== Listing ==
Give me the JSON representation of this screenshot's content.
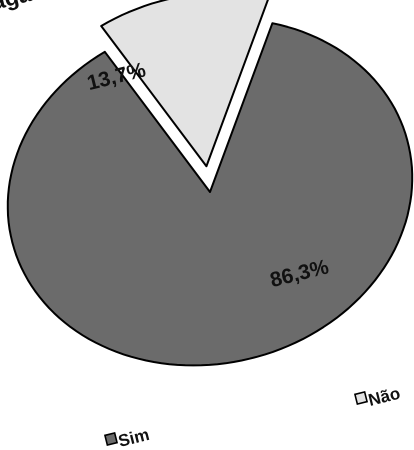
{
  "chart_data": {
    "type": "pie",
    "title": "agame",
    "slices": [
      {
        "label": "Sim",
        "value": 86.3,
        "display": "86,3%",
        "color": "#6b6b6b",
        "exploded": false
      },
      {
        "label": "Não",
        "value": 13.7,
        "display": "13,7%",
        "color": "#e3e3e3",
        "exploded": true
      }
    ],
    "legend": {
      "placement": "bottom"
    }
  }
}
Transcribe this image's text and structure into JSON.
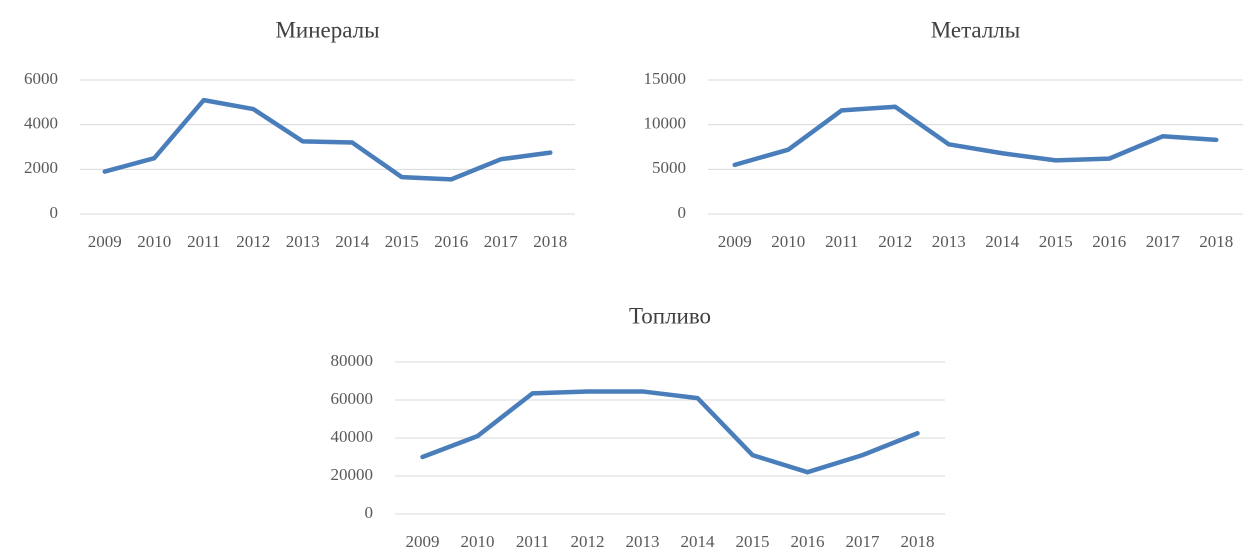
{
  "chart_data": [
    {
      "type": "line",
      "title": "Минералы",
      "categories": [
        "2009",
        "2010",
        "2011",
        "2012",
        "2013",
        "2014",
        "2015",
        "2016",
        "2017",
        "2018"
      ],
      "series": [
        {
          "name": "Минералы",
          "color": "#4a7ebb",
          "values": [
            1900,
            2500,
            5100,
            4700,
            3250,
            3200,
            1650,
            1550,
            2450,
            2750
          ]
        }
      ],
      "ylim": [
        0,
        6000
      ],
      "yticks": [
        0,
        2000,
        4000,
        6000
      ],
      "grid": true
    },
    {
      "type": "line",
      "title": "Металлы",
      "categories": [
        "2009",
        "2010",
        "2011",
        "2012",
        "2013",
        "2014",
        "2015",
        "2016",
        "2017",
        "2018"
      ],
      "series": [
        {
          "name": "Металлы",
          "color": "#4a7ebb",
          "values": [
            5500,
            7200,
            11600,
            12000,
            7800,
            6800,
            6000,
            6200,
            8700,
            8300
          ]
        }
      ],
      "ylim": [
        0,
        15000
      ],
      "yticks": [
        0,
        5000,
        10000,
        15000
      ],
      "grid": true
    },
    {
      "type": "line",
      "title": "Топливо",
      "categories": [
        "2009",
        "2010",
        "2011",
        "2012",
        "2013",
        "2014",
        "2015",
        "2016",
        "2017",
        "2018"
      ],
      "series": [
        {
          "name": "Топливо",
          "color": "#4a7ebb",
          "values": [
            30000,
            41000,
            63500,
            64500,
            64500,
            61000,
            31000,
            22000,
            31000,
            42500
          ]
        }
      ],
      "ylim": [
        0,
        80000
      ],
      "yticks": [
        0,
        20000,
        40000,
        60000,
        80000
      ],
      "grid": true
    }
  ]
}
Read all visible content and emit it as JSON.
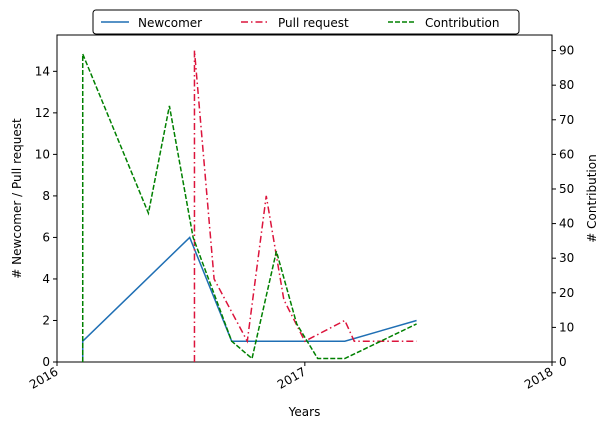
{
  "chart_data": {
    "type": "line",
    "xlabel": "Years",
    "ylabel_left": "# Newcomer / Pull request",
    "ylabel_right": "# Contribution",
    "x_ticks": [
      "2016",
      "2017",
      "2018"
    ],
    "x_range": [
      "2016-01-01",
      "2018-01-01"
    ],
    "ylim_left": [
      0,
      15.75
    ],
    "ylim_right": [
      0,
      94.5
    ],
    "y_ticks_left": [
      0,
      2,
      4,
      6,
      8,
      10,
      12,
      14
    ],
    "y_ticks_right": [
      0,
      10,
      20,
      30,
      40,
      50,
      60,
      70,
      80,
      90
    ],
    "grid": false,
    "legend_position": "top-center",
    "series": [
      {
        "name": "Newcomer",
        "axis": "left",
        "color": "#1f6fb4",
        "style": "solid",
        "points": [
          [
            "2016-02-08",
            0
          ],
          [
            "2016-02-08",
            1
          ],
          [
            "2016-07-15",
            6
          ],
          [
            "2016-09-15",
            1
          ],
          [
            "2017-03-01",
            1
          ],
          [
            "2017-06-15",
            2
          ]
        ]
      },
      {
        "name": "Pull request",
        "axis": "left",
        "color": "#dc143c",
        "style": "dashdot",
        "points": [
          [
            "2016-07-22",
            0
          ],
          [
            "2016-07-22",
            15
          ],
          [
            "2016-08-20",
            4
          ],
          [
            "2016-10-08",
            1
          ],
          [
            "2016-11-05",
            8
          ],
          [
            "2016-12-01",
            3
          ],
          [
            "2017-01-01",
            1
          ],
          [
            "2017-03-01",
            2
          ],
          [
            "2017-03-15",
            1
          ],
          [
            "2017-06-15",
            1
          ]
        ]
      },
      {
        "name": "Contribution",
        "axis": "right",
        "color": "#008000",
        "style": "dashed",
        "points": [
          [
            "2016-02-08",
            0
          ],
          [
            "2016-02-08",
            89
          ],
          [
            "2016-05-15",
            43
          ],
          [
            "2016-06-15",
            74
          ],
          [
            "2016-07-20",
            36
          ],
          [
            "2016-09-15",
            6
          ],
          [
            "2016-10-15",
            1
          ],
          [
            "2016-11-20",
            32
          ],
          [
            "2016-12-20",
            11
          ],
          [
            "2017-01-20",
            1
          ],
          [
            "2017-03-01",
            1
          ],
          [
            "2017-06-15",
            11
          ]
        ]
      }
    ]
  }
}
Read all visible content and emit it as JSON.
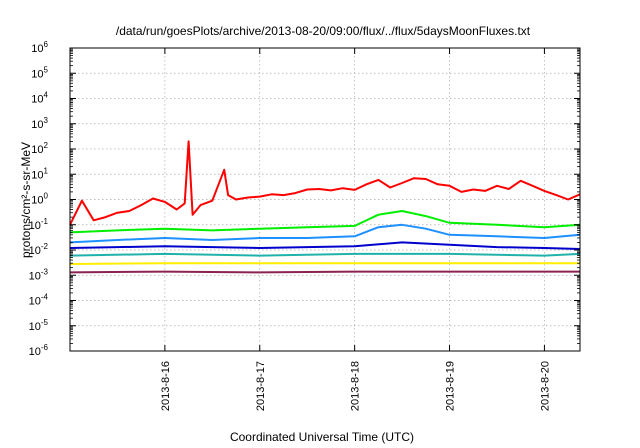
{
  "chart_data": {
    "type": "line",
    "title": "/data/run/goesPlots/archive/2013-08-20/09:00/flux/../flux/5daysMoonFluxes.txt",
    "xlabel": "Coordinated Universal Time (UTC)",
    "ylabel": "protons/cm²-s-sr-MeV",
    "yscale": "log",
    "ylim_exp": [
      -6,
      6
    ],
    "y_ticks": [
      {
        "exp": -6,
        "base": "10",
        "sup": "-6"
      },
      {
        "exp": -5,
        "base": "10",
        "sup": "-5"
      },
      {
        "exp": -4,
        "base": "10",
        "sup": "-4"
      },
      {
        "exp": -3,
        "base": "10",
        "sup": "-3"
      },
      {
        "exp": -2,
        "base": "10",
        "sup": "-2"
      },
      {
        "exp": -1,
        "base": "10",
        "sup": "-1"
      },
      {
        "exp": 0,
        "base": "10",
        "sup": "0"
      },
      {
        "exp": 1,
        "base": "10",
        "sup": "1"
      },
      {
        "exp": 2,
        "base": "10",
        "sup": "2"
      },
      {
        "exp": 3,
        "base": "10",
        "sup": "3"
      },
      {
        "exp": 4,
        "base": "10",
        "sup": "4"
      },
      {
        "exp": 5,
        "base": "10",
        "sup": "5"
      },
      {
        "exp": 6,
        "base": "10",
        "sup": "6"
      }
    ],
    "x_range": [
      "2013-08-15T00:00",
      "2013-08-20T09:00"
    ],
    "x_ticks": [
      "2013-8-16",
      "2013-8-17",
      "2013-8-18",
      "2013-8-19",
      "2013-8-20"
    ],
    "grid": true,
    "series": [
      {
        "color": "#ff0000",
        "x": [
          "2013-08-15T00:00",
          "2013-08-15T03:00",
          "2013-08-15T06:00",
          "2013-08-15T09:00",
          "2013-08-15T12:00",
          "2013-08-15T15:00",
          "2013-08-15T18:00",
          "2013-08-15T21:00",
          "2013-08-16T00:00",
          "2013-08-16T03:00",
          "2013-08-16T05:00",
          "2013-08-16T06:00",
          "2013-08-16T07:00",
          "2013-08-16T09:00",
          "2013-08-16T12:00",
          "2013-08-16T15:00",
          "2013-08-16T16:00",
          "2013-08-16T18:00",
          "2013-08-16T21:00",
          "2013-08-17T00:00",
          "2013-08-17T03:00",
          "2013-08-17T06:00",
          "2013-08-17T09:00",
          "2013-08-17T12:00",
          "2013-08-17T15:00",
          "2013-08-17T18:00",
          "2013-08-17T21:00",
          "2013-08-18T00:00",
          "2013-08-18T03:00",
          "2013-08-18T06:00",
          "2013-08-18T09:00",
          "2013-08-18T12:00",
          "2013-08-18T15:00",
          "2013-08-18T18:00",
          "2013-08-18T21:00",
          "2013-08-19T00:00",
          "2013-08-19T03:00",
          "2013-08-19T06:00",
          "2013-08-19T09:00",
          "2013-08-19T12:00",
          "2013-08-19T15:00",
          "2013-08-19T18:00",
          "2013-08-19T21:00",
          "2013-08-20T00:00",
          "2013-08-20T03:00",
          "2013-08-20T06:00",
          "2013-08-20T09:00"
        ],
        "y": [
          0.1,
          0.9,
          0.15,
          0.2,
          0.3,
          0.35,
          0.6,
          1.1,
          0.8,
          0.4,
          0.7,
          200,
          0.25,
          0.6,
          0.9,
          15,
          1.5,
          1.0,
          1.2,
          1.3,
          1.6,
          1.5,
          1.8,
          2.5,
          2.6,
          2.3,
          2.8,
          2.4,
          4.0,
          6.0,
          3.0,
          4.5,
          7.0,
          6.5,
          4.0,
          3.5,
          2.0,
          2.5,
          2.2,
          3.5,
          2.6,
          5.5,
          3.5,
          2.2,
          1.5,
          1.0,
          1.6
        ]
      },
      {
        "color": "#00ee00",
        "x": [
          "2013-08-15T00:00",
          "2013-08-15T12:00",
          "2013-08-16T00:00",
          "2013-08-16T12:00",
          "2013-08-17T00:00",
          "2013-08-17T12:00",
          "2013-08-18T00:00",
          "2013-08-18T06:00",
          "2013-08-18T12:00",
          "2013-08-18T18:00",
          "2013-08-19T00:00",
          "2013-08-19T12:00",
          "2013-08-20T00:00",
          "2013-08-20T09:00"
        ],
        "y": [
          0.05,
          0.06,
          0.07,
          0.06,
          0.07,
          0.08,
          0.09,
          0.25,
          0.35,
          0.22,
          0.12,
          0.1,
          0.08,
          0.1
        ]
      },
      {
        "color": "#1e90ff",
        "x": [
          "2013-08-15T00:00",
          "2013-08-15T12:00",
          "2013-08-16T00:00",
          "2013-08-16T12:00",
          "2013-08-17T00:00",
          "2013-08-17T12:00",
          "2013-08-18T00:00",
          "2013-08-18T06:00",
          "2013-08-18T12:00",
          "2013-08-18T18:00",
          "2013-08-19T00:00",
          "2013-08-19T12:00",
          "2013-08-20T00:00",
          "2013-08-20T09:00"
        ],
        "y": [
          0.02,
          0.025,
          0.03,
          0.025,
          0.03,
          0.03,
          0.035,
          0.08,
          0.1,
          0.07,
          0.04,
          0.035,
          0.03,
          0.04
        ]
      },
      {
        "color": "#0000cd",
        "x": [
          "2013-08-15T00:00",
          "2013-08-15T12:00",
          "2013-08-16T00:00",
          "2013-08-16T12:00",
          "2013-08-17T00:00",
          "2013-08-17T12:00",
          "2013-08-18T00:00",
          "2013-08-18T12:00",
          "2013-08-19T00:00",
          "2013-08-19T12:00",
          "2013-08-20T00:00",
          "2013-08-20T09:00"
        ],
        "y": [
          0.012,
          0.013,
          0.014,
          0.013,
          0.012,
          0.013,
          0.014,
          0.02,
          0.016,
          0.013,
          0.012,
          0.011
        ]
      },
      {
        "color": "#20b2aa",
        "x": [
          "2013-08-15T00:00",
          "2013-08-16T00:00",
          "2013-08-17T00:00",
          "2013-08-18T00:00",
          "2013-08-19T00:00",
          "2013-08-20T00:00",
          "2013-08-20T09:00"
        ],
        "y": [
          0.006,
          0.007,
          0.006,
          0.007,
          0.007,
          0.006,
          0.007
        ]
      },
      {
        "color": "#ffee00",
        "x": [
          "2013-08-15T00:00",
          "2013-08-16T00:00",
          "2013-08-17T00:00",
          "2013-08-18T00:00",
          "2013-08-19T00:00",
          "2013-08-20T00:00",
          "2013-08-20T09:00"
        ],
        "y": [
          0.0028,
          0.003,
          0.003,
          0.003,
          0.003,
          0.003,
          0.003
        ]
      },
      {
        "color": "#8b2252",
        "x": [
          "2013-08-15T00:00",
          "2013-08-16T00:00",
          "2013-08-17T00:00",
          "2013-08-18T00:00",
          "2013-08-19T00:00",
          "2013-08-20T00:00",
          "2013-08-20T09:00"
        ],
        "y": [
          0.0013,
          0.0014,
          0.0013,
          0.0014,
          0.0014,
          0.0014,
          0.0014
        ]
      }
    ]
  }
}
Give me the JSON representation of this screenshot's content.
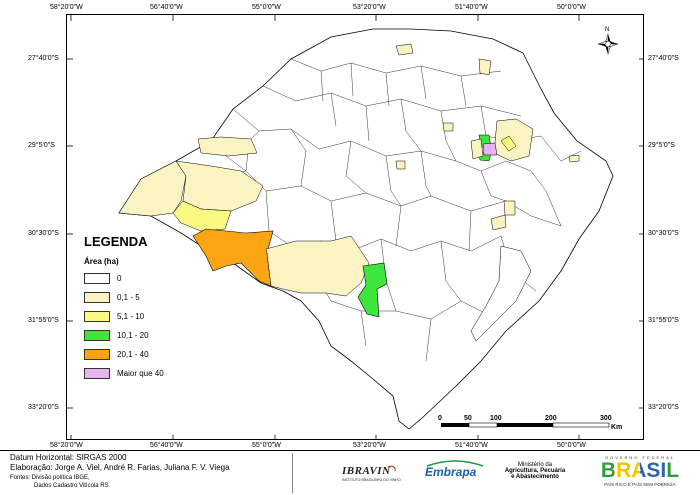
{
  "coords": {
    "top": [
      "58°20'0\"W",
      "56°40'0\"W",
      "55°0'0\"W",
      "53°20'0\"W",
      "51°40'0\"W",
      "50°0'0\"W"
    ],
    "bottom": [
      "58°20'0\"W",
      "56°40'0\"W",
      "55°0'0\"W",
      "53°20'0\"W",
      "51°40'0\"W",
      "50°0'0\"W"
    ],
    "left": [
      "27°40'0\"S",
      "29°5'0\"S",
      "30°30'0\"S",
      "31°55'0\"S",
      "33°20'0\"S"
    ],
    "right": [
      "27°40'0\"S",
      "29°5'0\"S",
      "30°30'0\"S",
      "31°55'0\"S",
      "33°20'0\"S"
    ]
  },
  "north_label": "N",
  "scale": {
    "ticks": [
      "0",
      "50",
      "100",
      "200",
      "300"
    ],
    "unit": "Km"
  },
  "legend": {
    "title": "LEGENDA",
    "subtitle": "Área (ha)",
    "items": [
      {
        "label": "0",
        "color": "#ffffff"
      },
      {
        "label": "0,1 - 5",
        "color": "#fcf3c2"
      },
      {
        "label": "5,1 - 10",
        "color": "#fafa82"
      },
      {
        "label": "10,1 - 20",
        "color": "#3ce63c"
      },
      {
        "label": "20,1 - 40",
        "color": "#fca514"
      },
      {
        "label": "Maior que 40",
        "color": "#e6b4f0"
      }
    ]
  },
  "footer": {
    "datum": "Datum Horizontal: SIRGAS 2000",
    "elaboracao": "Elaboração: Jorge A. Viel, André R. Farias, Juliana F. V. Viega",
    "fontes_1": "Fontes: Divisão política IBGE,",
    "fontes_2": "Dados Cadastro Vitícola RS",
    "logo_ibravin": "IBRAVIN",
    "logo_ibravin_sub": "INSTITUTO BRASILEIRO DO VINHO",
    "logo_embrapa": "Embrapa",
    "ministerio_1": "Ministério da",
    "ministerio_2": "Agricultura, Pecuária",
    "ministerio_3": "e Abastecimento",
    "gov_top": "GOVERNO FEDERAL",
    "gov_brasil": "BRASIL",
    "gov_slogan": "PAÍS RICO É PAÍS SEM POBREZA"
  }
}
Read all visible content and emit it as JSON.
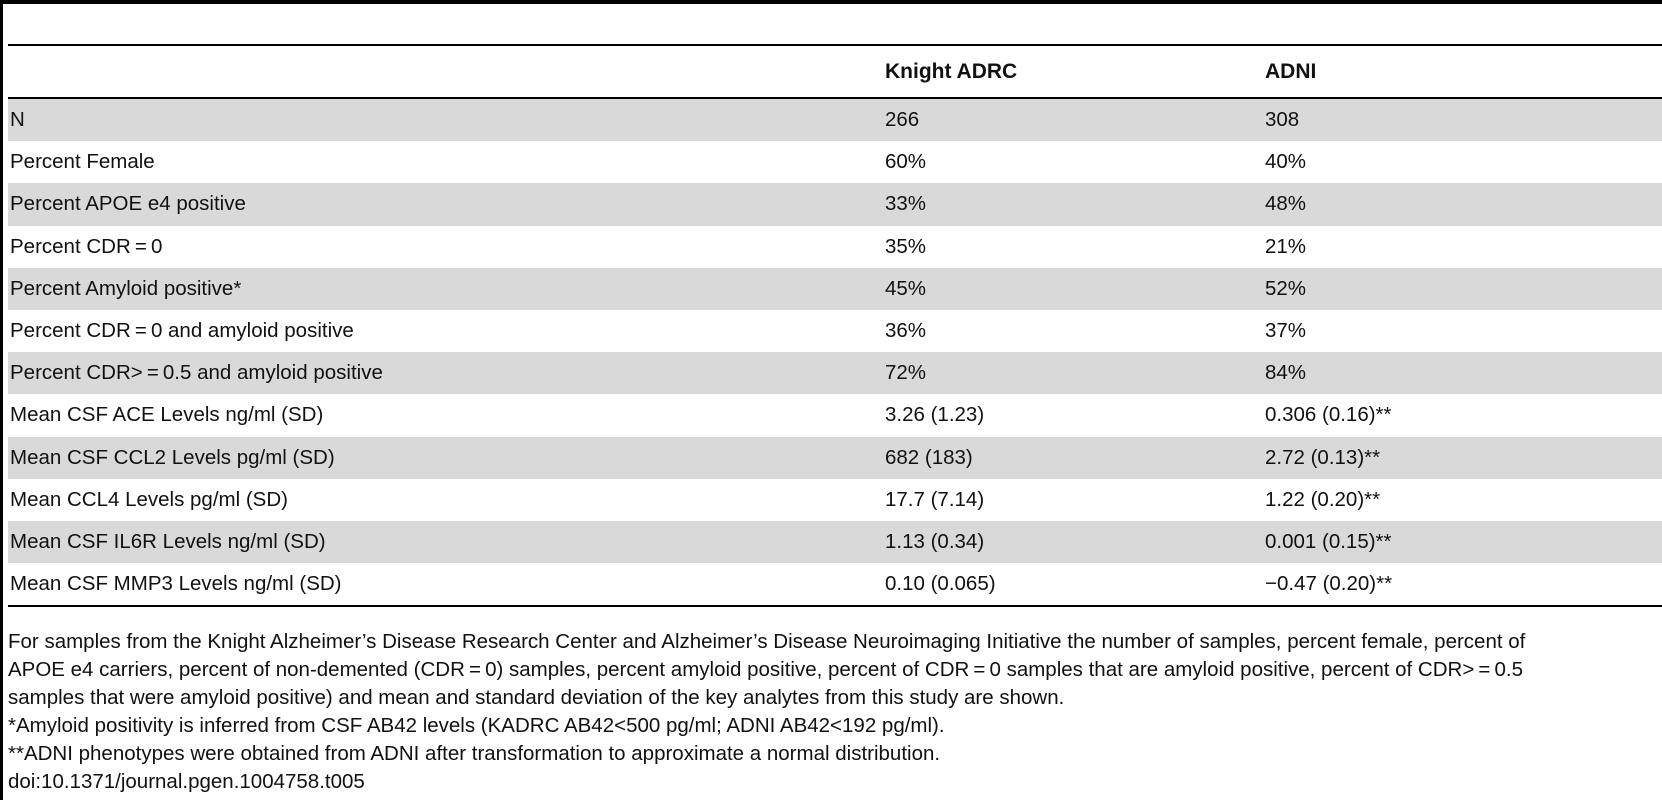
{
  "table": {
    "headers": [
      "",
      "Knight ADRC",
      "ADNI"
    ],
    "rows": [
      [
        "N",
        "266",
        "308"
      ],
      [
        "Percent Female",
        "60%",
        "40%"
      ],
      [
        "Percent APOE e4 positive",
        "33%",
        "48%"
      ],
      [
        "Percent CDR = 0",
        "35%",
        "21%"
      ],
      [
        "Percent Amyloid positive*",
        "45%",
        "52%"
      ],
      [
        "Percent CDR = 0 and amyloid positive",
        "36%",
        "37%"
      ],
      [
        "Percent CDR> = 0.5 and amyloid positive",
        "72%",
        "84%"
      ],
      [
        "Mean CSF ACE Levels ng/ml (SD)",
        "3.26 (1.23)",
        "0.306 (0.16)**"
      ],
      [
        "Mean CSF CCL2 Levels pg/ml (SD)",
        "682 (183)",
        "2.72 (0.13)**"
      ],
      [
        "Mean CCL4 Levels pg/ml (SD)",
        "17.7 (7.14)",
        "1.22 (0.20)**"
      ],
      [
        "Mean CSF IL6R Levels ng/ml (SD)",
        "1.13 (0.34)",
        "0.001 (0.15)**"
      ],
      [
        "Mean CSF MMP3 Levels ng/ml (SD)",
        "0.10 (0.065)",
        "−0.47 (0.20)**"
      ]
    ]
  },
  "footnotes": {
    "caption_line1": "For samples from the Knight Alzheimer’s Disease Research Center and Alzheimer’s Disease Neuroimaging Initiative the number of samples, percent female, percent of",
    "caption_line2": "APOE e4 carriers, percent of non-demented (CDR = 0) samples, percent amyloid positive, percent of CDR = 0 samples that are amyloid positive, percent of CDR> = 0.5",
    "caption_line3": "samples that were amyloid positive) and mean and standard deviation of the key analytes from this study are shown.",
    "note1": "*Amyloid positivity is inferred from CSF AB42 levels (KADRC AB42<500 pg/ml; ADNI AB42<192 pg/ml).",
    "note2": "**ADNI phenotypes were obtained from ADNI after transformation to approximate a normal distribution.",
    "doi": "doi:10.1371/journal.pgen.1004758.t005"
  }
}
===
[Short exercise] Within the listing above, copy each line that has the string "style".

[Answer to the task]
        "style": "solid",
        "style": "dashdot",
        "style": "dashed",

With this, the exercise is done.